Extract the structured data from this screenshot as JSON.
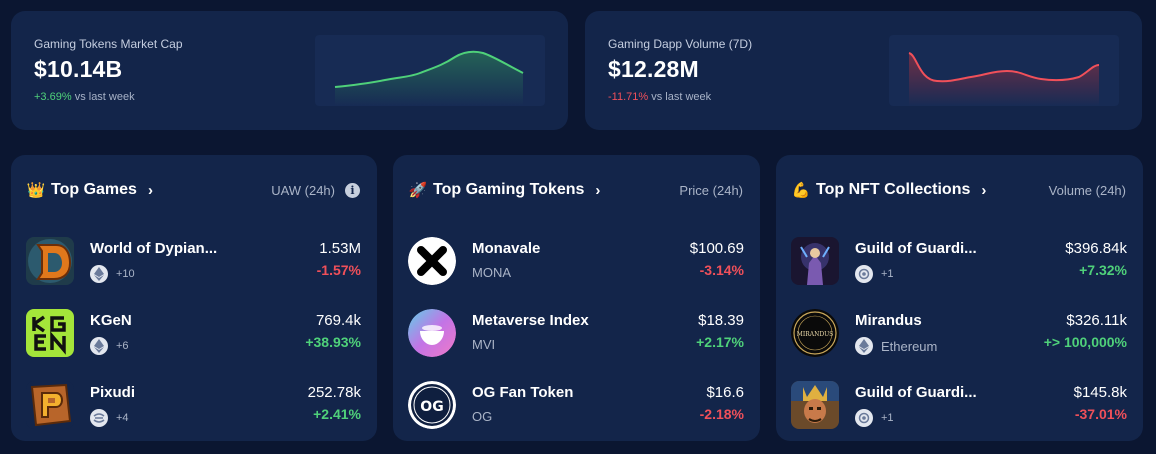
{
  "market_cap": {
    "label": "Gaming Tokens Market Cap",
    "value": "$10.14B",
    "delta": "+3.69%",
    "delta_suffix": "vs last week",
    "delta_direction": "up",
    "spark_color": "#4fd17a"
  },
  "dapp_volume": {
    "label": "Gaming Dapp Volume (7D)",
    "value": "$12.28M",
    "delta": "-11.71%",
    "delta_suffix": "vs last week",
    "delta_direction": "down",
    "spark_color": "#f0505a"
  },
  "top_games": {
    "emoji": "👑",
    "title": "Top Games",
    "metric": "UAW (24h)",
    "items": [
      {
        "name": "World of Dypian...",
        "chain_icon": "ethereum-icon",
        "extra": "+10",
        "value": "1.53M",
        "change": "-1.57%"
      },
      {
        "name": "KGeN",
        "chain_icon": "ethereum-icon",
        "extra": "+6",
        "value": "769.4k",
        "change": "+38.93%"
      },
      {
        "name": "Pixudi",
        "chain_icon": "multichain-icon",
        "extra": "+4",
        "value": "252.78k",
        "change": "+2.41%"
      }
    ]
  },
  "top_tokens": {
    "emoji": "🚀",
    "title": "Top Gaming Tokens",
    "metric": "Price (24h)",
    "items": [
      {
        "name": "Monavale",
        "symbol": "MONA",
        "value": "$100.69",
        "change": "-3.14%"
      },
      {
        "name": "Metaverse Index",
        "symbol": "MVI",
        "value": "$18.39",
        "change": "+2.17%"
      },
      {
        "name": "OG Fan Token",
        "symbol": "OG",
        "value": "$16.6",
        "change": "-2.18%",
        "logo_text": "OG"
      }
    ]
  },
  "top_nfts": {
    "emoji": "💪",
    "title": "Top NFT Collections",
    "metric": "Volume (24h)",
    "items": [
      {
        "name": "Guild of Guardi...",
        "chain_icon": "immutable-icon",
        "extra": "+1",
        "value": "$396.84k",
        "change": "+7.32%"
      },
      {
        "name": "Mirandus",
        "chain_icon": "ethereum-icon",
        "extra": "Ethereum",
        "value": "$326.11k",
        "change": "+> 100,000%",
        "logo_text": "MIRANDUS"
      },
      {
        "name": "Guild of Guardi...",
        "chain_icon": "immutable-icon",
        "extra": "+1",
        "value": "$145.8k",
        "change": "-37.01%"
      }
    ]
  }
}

^^^^^^^^^^^^^^^^

# What you will do
Give only the number of lines that include the word "Gaming".

# Correct answer
3